# [Entries supplied]

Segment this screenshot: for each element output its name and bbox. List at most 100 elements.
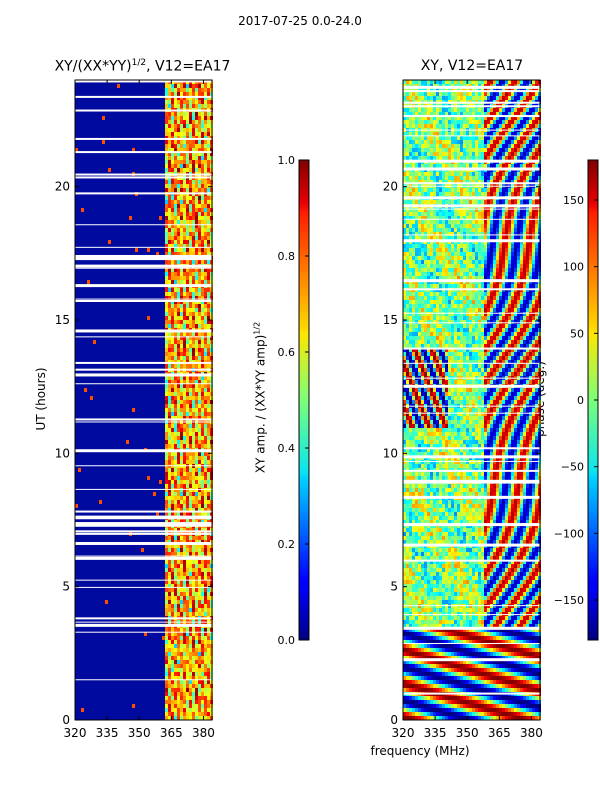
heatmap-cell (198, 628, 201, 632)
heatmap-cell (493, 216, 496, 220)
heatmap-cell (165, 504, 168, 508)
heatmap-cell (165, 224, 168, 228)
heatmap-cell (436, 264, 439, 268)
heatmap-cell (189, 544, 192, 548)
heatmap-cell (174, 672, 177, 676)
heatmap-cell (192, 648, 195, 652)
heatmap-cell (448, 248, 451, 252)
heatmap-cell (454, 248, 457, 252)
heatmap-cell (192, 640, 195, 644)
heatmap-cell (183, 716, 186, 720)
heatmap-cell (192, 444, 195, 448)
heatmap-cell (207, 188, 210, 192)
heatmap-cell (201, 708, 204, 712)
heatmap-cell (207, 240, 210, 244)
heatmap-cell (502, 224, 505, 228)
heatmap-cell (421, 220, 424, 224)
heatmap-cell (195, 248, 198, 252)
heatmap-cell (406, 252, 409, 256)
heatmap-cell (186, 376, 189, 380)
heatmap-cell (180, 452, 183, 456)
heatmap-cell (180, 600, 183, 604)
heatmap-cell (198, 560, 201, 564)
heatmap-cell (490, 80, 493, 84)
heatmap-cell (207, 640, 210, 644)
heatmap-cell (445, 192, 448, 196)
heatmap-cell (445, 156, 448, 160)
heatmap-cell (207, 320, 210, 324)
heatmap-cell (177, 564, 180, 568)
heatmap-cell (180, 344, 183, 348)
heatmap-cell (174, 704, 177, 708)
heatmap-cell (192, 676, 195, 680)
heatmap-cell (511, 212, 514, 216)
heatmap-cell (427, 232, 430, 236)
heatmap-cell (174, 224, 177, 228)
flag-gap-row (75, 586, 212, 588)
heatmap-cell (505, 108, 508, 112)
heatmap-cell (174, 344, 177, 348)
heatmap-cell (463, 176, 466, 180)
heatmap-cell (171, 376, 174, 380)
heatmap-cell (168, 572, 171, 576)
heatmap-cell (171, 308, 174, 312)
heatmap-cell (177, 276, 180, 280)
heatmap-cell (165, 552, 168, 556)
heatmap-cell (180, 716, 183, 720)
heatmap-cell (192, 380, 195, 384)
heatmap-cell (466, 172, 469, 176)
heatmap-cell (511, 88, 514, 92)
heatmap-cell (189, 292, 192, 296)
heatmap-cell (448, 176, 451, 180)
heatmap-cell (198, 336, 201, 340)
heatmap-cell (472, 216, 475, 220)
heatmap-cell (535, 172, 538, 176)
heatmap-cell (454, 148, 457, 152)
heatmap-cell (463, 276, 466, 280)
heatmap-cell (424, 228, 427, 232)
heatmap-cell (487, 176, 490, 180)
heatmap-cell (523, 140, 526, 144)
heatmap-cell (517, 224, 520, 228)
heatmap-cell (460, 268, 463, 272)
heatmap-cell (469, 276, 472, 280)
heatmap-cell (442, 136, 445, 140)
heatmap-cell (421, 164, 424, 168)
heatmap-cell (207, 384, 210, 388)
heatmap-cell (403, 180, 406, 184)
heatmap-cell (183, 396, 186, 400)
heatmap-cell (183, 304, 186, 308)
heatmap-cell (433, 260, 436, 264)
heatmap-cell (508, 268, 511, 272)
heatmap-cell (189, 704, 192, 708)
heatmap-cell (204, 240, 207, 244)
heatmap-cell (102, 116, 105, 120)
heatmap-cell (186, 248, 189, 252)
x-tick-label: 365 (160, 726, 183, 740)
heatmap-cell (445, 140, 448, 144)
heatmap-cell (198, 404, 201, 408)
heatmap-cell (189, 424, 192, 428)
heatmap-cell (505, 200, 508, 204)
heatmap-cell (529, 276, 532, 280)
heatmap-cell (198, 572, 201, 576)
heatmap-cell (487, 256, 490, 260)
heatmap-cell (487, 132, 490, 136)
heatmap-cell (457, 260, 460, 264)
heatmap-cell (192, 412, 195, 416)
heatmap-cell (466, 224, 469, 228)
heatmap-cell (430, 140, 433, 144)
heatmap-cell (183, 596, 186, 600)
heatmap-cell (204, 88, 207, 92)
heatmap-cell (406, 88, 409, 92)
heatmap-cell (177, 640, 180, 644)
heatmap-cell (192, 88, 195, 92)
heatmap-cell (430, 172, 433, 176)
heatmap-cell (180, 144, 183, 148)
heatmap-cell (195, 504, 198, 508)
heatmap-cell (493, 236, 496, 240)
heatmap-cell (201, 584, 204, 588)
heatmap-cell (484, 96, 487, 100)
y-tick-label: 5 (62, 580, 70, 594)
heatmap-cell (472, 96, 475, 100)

# [Given exercise]
Write out every line of the records above verbatim, leaving out the pictures.

# [Task answer]
Segment this screenshot: for each element output its name and bbox. List at most 100 elements.
heatmap-cell (198, 628, 201, 632)
heatmap-cell (493, 216, 496, 220)
heatmap-cell (165, 504, 168, 508)
heatmap-cell (165, 224, 168, 228)
heatmap-cell (436, 264, 439, 268)
heatmap-cell (189, 544, 192, 548)
heatmap-cell (174, 672, 177, 676)
heatmap-cell (192, 648, 195, 652)
heatmap-cell (448, 248, 451, 252)
heatmap-cell (454, 248, 457, 252)
heatmap-cell (192, 640, 195, 644)
heatmap-cell (183, 716, 186, 720)
heatmap-cell (192, 444, 195, 448)
heatmap-cell (207, 188, 210, 192)
heatmap-cell (201, 708, 204, 712)
heatmap-cell (207, 240, 210, 244)
heatmap-cell (502, 224, 505, 228)
heatmap-cell (421, 220, 424, 224)
heatmap-cell (195, 248, 198, 252)
heatmap-cell (406, 252, 409, 256)
heatmap-cell (186, 376, 189, 380)
heatmap-cell (180, 452, 183, 456)
heatmap-cell (180, 600, 183, 604)
heatmap-cell (198, 560, 201, 564)
heatmap-cell (490, 80, 493, 84)
heatmap-cell (207, 640, 210, 644)
heatmap-cell (445, 192, 448, 196)
heatmap-cell (445, 156, 448, 160)
heatmap-cell (207, 320, 210, 324)
heatmap-cell (177, 564, 180, 568)
heatmap-cell (180, 344, 183, 348)
heatmap-cell (174, 704, 177, 708)
heatmap-cell (192, 676, 195, 680)
heatmap-cell (511, 212, 514, 216)
heatmap-cell (427, 232, 430, 236)
heatmap-cell (174, 224, 177, 228)
flag-gap-row (75, 586, 212, 588)
heatmap-cell (505, 108, 508, 112)
heatmap-cell (174, 344, 177, 348)
heatmap-cell (463, 176, 466, 180)
heatmap-cell (171, 376, 174, 380)
heatmap-cell (168, 572, 171, 576)
heatmap-cell (171, 308, 174, 312)
heatmap-cell (177, 276, 180, 280)
heatmap-cell (165, 552, 168, 556)
heatmap-cell (180, 716, 183, 720)
heatmap-cell (192, 380, 195, 384)
heatmap-cell (466, 172, 469, 176)
heatmap-cell (511, 88, 514, 92)
heatmap-cell (189, 292, 192, 296)
heatmap-cell (448, 176, 451, 180)
heatmap-cell (198, 336, 201, 340)
heatmap-cell (472, 216, 475, 220)
heatmap-cell (535, 172, 538, 176)
heatmap-cell (454, 148, 457, 152)
heatmap-cell (463, 276, 466, 280)
heatmap-cell (424, 228, 427, 232)
heatmap-cell (487, 176, 490, 180)
heatmap-cell (523, 140, 526, 144)
heatmap-cell (517, 224, 520, 228)
heatmap-cell (460, 268, 463, 272)
heatmap-cell (469, 276, 472, 280)
heatmap-cell (442, 136, 445, 140)
heatmap-cell (421, 164, 424, 168)
heatmap-cell (207, 384, 210, 388)
heatmap-cell (403, 180, 406, 184)
heatmap-cell (183, 396, 186, 400)
heatmap-cell (183, 304, 186, 308)
heatmap-cell (433, 260, 436, 264)
heatmap-cell (508, 268, 511, 272)
heatmap-cell (189, 704, 192, 708)
heatmap-cell (204, 240, 207, 244)
heatmap-cell (102, 116, 105, 120)
heatmap-cell (186, 248, 189, 252)
x-tick-label: 365 (160, 726, 183, 740)
heatmap-cell (445, 140, 448, 144)
heatmap-cell (198, 404, 201, 408)
heatmap-cell (189, 424, 192, 428)
heatmap-cell (505, 200, 508, 204)
heatmap-cell (529, 276, 532, 280)
heatmap-cell (198, 572, 201, 576)
heatmap-cell (487, 256, 490, 260)
heatmap-cell (487, 132, 490, 136)
heatmap-cell (457, 260, 460, 264)
heatmap-cell (192, 412, 195, 416)
heatmap-cell (466, 224, 469, 228)
heatmap-cell (430, 140, 433, 144)
heatmap-cell (183, 596, 186, 600)
heatmap-cell (204, 88, 207, 92)
heatmap-cell (406, 88, 409, 92)
heatmap-cell (177, 640, 180, 644)
heatmap-cell (192, 88, 195, 92)
heatmap-cell (430, 172, 433, 176)
heatmap-cell (180, 144, 183, 148)
heatmap-cell (195, 504, 198, 508)
heatmap-cell (493, 236, 496, 240)
heatmap-cell (201, 584, 204, 588)
heatmap-cell (484, 96, 487, 100)
y-tick-label: 5 (62, 580, 70, 594)
heatmap-cell (472, 96, 475, 100)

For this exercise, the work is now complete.